■ WHAT YOU ARE ASKED TO DO
Determine how many lines in the data below contain "JSON" and write only that number.

■ EXTRACTED INFORMATION

-- BEGIN --

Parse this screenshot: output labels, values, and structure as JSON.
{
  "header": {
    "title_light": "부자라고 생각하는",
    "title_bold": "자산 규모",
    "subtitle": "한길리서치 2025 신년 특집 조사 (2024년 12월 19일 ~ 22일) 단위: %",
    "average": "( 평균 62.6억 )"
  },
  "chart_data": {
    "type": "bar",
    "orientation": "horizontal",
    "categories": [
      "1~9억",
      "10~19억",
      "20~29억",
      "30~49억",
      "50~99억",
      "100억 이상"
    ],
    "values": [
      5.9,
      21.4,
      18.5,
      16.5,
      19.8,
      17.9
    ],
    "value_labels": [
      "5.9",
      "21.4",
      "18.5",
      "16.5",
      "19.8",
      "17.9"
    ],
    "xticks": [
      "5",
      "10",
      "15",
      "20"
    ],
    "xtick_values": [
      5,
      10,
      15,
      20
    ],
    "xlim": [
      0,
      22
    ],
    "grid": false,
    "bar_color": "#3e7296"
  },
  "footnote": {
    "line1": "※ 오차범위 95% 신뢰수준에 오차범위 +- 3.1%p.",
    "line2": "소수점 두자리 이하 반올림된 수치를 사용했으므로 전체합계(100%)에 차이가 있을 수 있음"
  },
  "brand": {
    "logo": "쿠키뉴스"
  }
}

-- END --
-- BEGIN --

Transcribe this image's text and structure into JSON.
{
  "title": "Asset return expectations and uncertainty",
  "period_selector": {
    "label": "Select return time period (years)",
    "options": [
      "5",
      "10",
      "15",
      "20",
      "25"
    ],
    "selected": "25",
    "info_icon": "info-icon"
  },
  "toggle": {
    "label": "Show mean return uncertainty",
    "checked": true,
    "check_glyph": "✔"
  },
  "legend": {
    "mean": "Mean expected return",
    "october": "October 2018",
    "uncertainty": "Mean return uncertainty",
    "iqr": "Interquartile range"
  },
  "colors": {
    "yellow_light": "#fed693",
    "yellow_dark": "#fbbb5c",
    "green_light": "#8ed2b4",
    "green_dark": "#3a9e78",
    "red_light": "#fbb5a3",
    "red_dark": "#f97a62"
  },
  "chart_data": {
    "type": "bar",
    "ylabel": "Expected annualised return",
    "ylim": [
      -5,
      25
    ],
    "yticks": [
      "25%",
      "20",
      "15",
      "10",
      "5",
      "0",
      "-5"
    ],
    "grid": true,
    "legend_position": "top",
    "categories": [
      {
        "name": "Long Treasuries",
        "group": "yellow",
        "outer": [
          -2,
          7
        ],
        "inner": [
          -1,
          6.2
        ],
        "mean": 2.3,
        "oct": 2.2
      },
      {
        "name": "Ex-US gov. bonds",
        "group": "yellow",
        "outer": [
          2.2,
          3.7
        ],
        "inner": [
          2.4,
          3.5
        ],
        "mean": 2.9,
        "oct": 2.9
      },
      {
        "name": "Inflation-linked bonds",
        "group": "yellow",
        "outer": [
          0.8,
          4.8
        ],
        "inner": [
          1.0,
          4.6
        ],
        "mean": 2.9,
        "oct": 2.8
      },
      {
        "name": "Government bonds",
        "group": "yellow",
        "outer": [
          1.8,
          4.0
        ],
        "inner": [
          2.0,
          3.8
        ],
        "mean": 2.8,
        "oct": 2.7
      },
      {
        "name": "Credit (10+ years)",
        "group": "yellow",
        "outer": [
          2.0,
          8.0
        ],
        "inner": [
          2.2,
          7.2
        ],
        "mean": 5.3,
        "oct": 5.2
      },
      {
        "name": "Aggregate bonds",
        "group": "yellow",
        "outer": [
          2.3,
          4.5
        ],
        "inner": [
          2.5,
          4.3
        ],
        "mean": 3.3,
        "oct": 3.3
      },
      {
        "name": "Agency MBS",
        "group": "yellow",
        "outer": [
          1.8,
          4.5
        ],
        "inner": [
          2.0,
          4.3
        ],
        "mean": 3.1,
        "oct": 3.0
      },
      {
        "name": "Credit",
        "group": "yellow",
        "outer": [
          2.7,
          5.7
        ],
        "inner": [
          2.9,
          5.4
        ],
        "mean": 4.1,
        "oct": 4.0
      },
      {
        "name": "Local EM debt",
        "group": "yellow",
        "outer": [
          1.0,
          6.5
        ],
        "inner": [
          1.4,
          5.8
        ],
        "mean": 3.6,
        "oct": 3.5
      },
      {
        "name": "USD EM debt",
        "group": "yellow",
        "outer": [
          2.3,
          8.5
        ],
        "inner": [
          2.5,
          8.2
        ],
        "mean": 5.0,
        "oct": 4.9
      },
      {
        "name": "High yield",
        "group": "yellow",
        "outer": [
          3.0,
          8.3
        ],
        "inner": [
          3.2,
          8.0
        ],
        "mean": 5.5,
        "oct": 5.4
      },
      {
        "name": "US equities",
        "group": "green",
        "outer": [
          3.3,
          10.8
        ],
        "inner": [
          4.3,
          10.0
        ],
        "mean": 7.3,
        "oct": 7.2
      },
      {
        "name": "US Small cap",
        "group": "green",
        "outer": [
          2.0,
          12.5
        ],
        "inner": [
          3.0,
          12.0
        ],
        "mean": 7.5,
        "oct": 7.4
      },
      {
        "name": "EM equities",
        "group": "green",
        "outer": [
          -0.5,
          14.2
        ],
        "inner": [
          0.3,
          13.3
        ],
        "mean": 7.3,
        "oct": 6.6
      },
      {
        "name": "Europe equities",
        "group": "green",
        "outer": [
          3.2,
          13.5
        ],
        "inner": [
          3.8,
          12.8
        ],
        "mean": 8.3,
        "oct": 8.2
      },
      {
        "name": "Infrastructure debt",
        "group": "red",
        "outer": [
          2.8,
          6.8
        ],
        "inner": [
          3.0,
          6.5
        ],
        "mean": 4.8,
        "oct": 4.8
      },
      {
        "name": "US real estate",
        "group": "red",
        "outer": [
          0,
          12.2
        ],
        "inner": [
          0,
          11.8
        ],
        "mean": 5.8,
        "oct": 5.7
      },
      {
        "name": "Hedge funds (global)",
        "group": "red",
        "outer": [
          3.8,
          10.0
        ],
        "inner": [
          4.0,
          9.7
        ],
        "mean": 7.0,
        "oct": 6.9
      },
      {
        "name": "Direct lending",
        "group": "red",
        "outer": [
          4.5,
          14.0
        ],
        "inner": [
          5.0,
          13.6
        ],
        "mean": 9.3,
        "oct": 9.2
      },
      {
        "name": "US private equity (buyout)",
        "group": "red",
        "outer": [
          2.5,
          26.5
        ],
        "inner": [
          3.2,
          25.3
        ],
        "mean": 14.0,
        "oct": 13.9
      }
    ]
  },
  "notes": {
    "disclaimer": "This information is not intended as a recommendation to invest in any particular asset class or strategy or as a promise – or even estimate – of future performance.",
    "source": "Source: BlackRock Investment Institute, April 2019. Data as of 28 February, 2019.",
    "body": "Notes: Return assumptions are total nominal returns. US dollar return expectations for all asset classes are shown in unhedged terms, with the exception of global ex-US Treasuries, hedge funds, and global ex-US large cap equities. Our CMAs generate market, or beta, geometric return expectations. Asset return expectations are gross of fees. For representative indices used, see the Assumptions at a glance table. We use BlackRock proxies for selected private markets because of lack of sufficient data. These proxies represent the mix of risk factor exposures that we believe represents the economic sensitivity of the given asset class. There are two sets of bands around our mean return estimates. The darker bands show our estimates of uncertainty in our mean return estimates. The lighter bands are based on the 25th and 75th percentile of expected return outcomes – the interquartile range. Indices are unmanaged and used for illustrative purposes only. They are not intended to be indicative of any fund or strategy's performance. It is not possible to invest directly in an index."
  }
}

-- END --
-- BEGIN --

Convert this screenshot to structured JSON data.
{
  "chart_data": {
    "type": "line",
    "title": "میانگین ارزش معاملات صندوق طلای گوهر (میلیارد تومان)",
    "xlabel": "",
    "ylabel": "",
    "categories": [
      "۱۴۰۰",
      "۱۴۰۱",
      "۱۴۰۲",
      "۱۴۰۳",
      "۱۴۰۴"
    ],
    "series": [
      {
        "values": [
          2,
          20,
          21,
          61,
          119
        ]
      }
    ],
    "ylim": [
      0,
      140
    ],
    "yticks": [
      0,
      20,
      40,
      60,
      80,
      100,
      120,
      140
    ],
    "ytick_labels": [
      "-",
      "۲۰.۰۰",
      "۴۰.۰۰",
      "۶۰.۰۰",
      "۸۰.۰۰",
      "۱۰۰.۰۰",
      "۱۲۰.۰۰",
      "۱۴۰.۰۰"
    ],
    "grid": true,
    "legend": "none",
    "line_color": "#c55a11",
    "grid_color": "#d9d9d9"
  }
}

-- END --

■ COMPLETE OUTPUT
3